Required work >>
What is needed here is an exact copy of every entry.

Supplied data >>
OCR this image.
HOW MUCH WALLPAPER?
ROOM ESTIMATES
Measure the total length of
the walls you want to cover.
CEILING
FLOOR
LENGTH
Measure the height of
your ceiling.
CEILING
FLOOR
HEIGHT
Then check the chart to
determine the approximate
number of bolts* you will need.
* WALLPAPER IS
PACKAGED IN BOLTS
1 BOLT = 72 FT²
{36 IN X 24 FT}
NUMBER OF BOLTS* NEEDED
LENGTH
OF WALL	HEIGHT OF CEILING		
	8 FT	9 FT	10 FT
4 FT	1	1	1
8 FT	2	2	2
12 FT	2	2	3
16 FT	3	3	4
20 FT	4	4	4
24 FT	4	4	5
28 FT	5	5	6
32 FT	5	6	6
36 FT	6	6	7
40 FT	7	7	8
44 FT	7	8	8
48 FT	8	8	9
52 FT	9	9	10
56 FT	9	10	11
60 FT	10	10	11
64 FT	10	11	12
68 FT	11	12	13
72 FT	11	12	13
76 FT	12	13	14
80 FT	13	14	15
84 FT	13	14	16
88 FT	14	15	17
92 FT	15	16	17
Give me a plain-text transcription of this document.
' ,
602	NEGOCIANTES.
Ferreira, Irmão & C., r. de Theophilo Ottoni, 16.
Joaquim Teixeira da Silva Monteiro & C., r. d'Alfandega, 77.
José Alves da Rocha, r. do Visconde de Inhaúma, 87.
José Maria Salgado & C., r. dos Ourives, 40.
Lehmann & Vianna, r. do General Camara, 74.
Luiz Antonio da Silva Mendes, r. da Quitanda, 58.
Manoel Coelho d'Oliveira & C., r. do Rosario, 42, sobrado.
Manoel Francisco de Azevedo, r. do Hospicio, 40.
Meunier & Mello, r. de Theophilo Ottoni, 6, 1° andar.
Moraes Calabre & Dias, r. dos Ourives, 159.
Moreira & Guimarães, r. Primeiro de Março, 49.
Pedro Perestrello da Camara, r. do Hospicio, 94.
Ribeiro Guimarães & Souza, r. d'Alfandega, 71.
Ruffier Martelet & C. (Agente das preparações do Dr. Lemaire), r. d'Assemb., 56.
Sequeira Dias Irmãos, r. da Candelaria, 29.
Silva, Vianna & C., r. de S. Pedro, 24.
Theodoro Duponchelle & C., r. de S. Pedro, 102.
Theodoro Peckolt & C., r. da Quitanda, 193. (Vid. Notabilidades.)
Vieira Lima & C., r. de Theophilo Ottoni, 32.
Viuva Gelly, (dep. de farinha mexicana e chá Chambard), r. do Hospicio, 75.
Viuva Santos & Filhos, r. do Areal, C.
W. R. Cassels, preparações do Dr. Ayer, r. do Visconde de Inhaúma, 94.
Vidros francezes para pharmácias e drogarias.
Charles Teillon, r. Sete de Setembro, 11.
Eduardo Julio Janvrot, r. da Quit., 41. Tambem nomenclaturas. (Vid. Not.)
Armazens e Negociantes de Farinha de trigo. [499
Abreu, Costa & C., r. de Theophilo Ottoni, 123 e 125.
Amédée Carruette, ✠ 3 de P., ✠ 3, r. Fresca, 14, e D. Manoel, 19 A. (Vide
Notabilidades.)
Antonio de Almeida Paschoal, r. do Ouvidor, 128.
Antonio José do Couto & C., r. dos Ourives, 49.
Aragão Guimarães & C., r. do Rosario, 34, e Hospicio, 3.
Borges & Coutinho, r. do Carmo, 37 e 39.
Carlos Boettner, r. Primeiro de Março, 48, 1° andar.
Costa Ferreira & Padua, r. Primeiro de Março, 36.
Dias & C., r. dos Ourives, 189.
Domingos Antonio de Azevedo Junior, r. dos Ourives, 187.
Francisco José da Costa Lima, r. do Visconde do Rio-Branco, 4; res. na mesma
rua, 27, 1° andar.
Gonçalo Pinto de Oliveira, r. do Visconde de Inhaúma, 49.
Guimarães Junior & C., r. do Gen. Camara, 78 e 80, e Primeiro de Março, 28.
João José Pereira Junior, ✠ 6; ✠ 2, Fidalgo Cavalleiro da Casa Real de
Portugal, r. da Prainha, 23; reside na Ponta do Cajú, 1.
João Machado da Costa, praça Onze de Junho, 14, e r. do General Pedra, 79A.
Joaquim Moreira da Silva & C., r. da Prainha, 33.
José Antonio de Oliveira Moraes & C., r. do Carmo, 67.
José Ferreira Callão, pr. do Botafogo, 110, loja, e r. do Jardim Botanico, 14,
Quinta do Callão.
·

Problem solution >>
OCR this image.
HOW MUCH WALLPAPER?
ROOM ESTIMATES
Measure the total length of
the walls you want to cover.
CEILING
FLOOR
LENGTH
Measure the height of
your ceiling.
CEILING
FLOOR
HEIGHT
Then check the chart to
determine the approximate
number of bolts* you will need.
* WALLPAPER IS
PACKAGED IN BOLTS
1 BOLT = 72 FT²
{36 IN X 24 FT}
NUMBER OF BOLTS* NEEDED
LENGTH
OF WALL	HEIGHT OF CEILING		
	8 FT	9 FT	10 FT
4 FT	1	1	1
8 FT	2	2	2
12 FT	2	2	3
16 FT	3	3	4
20 FT	4	4	4
24 FT	4	4	5
28 FT	5	5	6
32 FT	5	6	6
36 FT	6	6	7
40 FT	7	7	8
44 FT	7	8	8
48 FT	8	8	9
52 FT	9	9	10
56 FT	9	10	11
60 FT	10	10	11
64 FT	10	11	12
68 FT	11	12	13
72 FT	11	12	13
76 FT	12	13	14
80 FT	13	14	15
84 FT	13	14	16
88 FT	14	15	17
92 FT	15	16	17
Give me a plain-text transcription of this document.
' ,
602	NEGOCIANTES.
Ferreira, Irmão & C., r. de Theophilo Ottoni, 16.
Joaquim Teixeira da Silva Monteiro & C., r. d'Alfandega, 77.
José Alves da Rocha, r. do Visconde de Inhaúma, 87.
José Maria Salgado & C., r. dos Ourives, 40.
Lehmann & Vianna, r. do General Camara, 74.
Luiz Antonio da Silva Mendes, r. da Quitanda, 58.
Manoel Coelho d'Oliveira & C., r. do Rosario, 42, sobrado.
Manoel Francisco de Azevedo, r. do Hospicio, 40.
Meunier & Mello, r. de Theophilo Ottoni, 6, 1° andar.
Moraes Calabre & Dias, r. dos Ourives, 159.
Moreira & Guimarães, r. Primeiro de Março, 49.
Pedro Perestrello da Camara, r. do Hospicio, 94.
Ribeiro Guimarães & Souza, r. d'Alfandega, 71.
Ruffier Martelet & C. (Agente das preparações do Dr. Lemaire), r. d'Assemb., 56.
Sequeira Dias Irmãos, r. da Candelaria, 29.
Silva, Vianna & C., r. de S. Pedro, 24.
Theodoro Duponchelle & C., r. de S. Pedro, 102.
Theodoro Peckolt & C., r. da Quitanda, 193. (Vid. Notabilidades.)
Vieira Lima & C., r. de Theophilo Ottoni, 32.
Viuva Gelly, (dep. de farinha mexicana e chá Chambard), r. do Hospicio, 75.
Viuva Santos & Filhos, r. do Areal, C.
W. R. Cassels, preparações do Dr. Ayer, r. do Visconde de Inhaúma, 94.
Vidros francezes para pharmácias e drogarias.
Charles Teillon, r. Sete de Setembro, 11.
Eduardo Julio Janvrot, r. da Quit., 41. Tambem nomenclaturas. (Vid. Not.)
Armazens e Negociantes de Farinha de trigo. [499
Abreu, Costa & C., r. de Theophilo Ottoni, 123 e 125.
Amédée Carruette, ✠ 3 de P., ✠ 3, r. Fresca, 14, e D. Manoel, 19 A. (Vide
Notabilidades.)
Antonio de Almeida Paschoal, r. do Ouvidor, 128.
Antonio José do Couto & C., r. dos Ourives, 49.
Aragão Guimarães & C., r. do Rosario, 34, e Hospicio, 3.
Borges & Coutinho, r. do Carmo, 37 e 39.
Carlos Boettner, r. Primeiro de Março, 48, 1° andar.
Costa Ferreira & Padua, r. Primeiro de Março, 36.
Dias & C., r. dos Ourives, 189.
Domingos Antonio de Azevedo Junior, r. dos Ourives, 187.
Francisco José da Costa Lima, r. do Visconde do Rio-Branco, 4; res. na mesma
rua, 27, 1° andar.
Gonçalo Pinto de Oliveira, r. do Visconde de Inhaúma, 49.
Guimarães Junior & C., r. do Gen. Camara, 78 e 80, e Primeiro de Março, 28.
João José Pereira Junior, ✠ 6; ✠ 2, Fidalgo Cavalleiro da Casa Real de
Portugal, r. da Prainha, 23; reside na Ponta do Cajú, 1.
João Machado da Costa, praça Onze de Junho, 14, e r. do General Pedra, 79A.
Joaquim Moreira da Silva & C., r. da Prainha, 33.
José Antonio de Oliveira Moraes & C., r. do Carmo, 67.
José Ferreira Callão, pr. do Botafogo, 110, loja, e r. do Jardim Botanico, 14,
Quinta do Callão.
·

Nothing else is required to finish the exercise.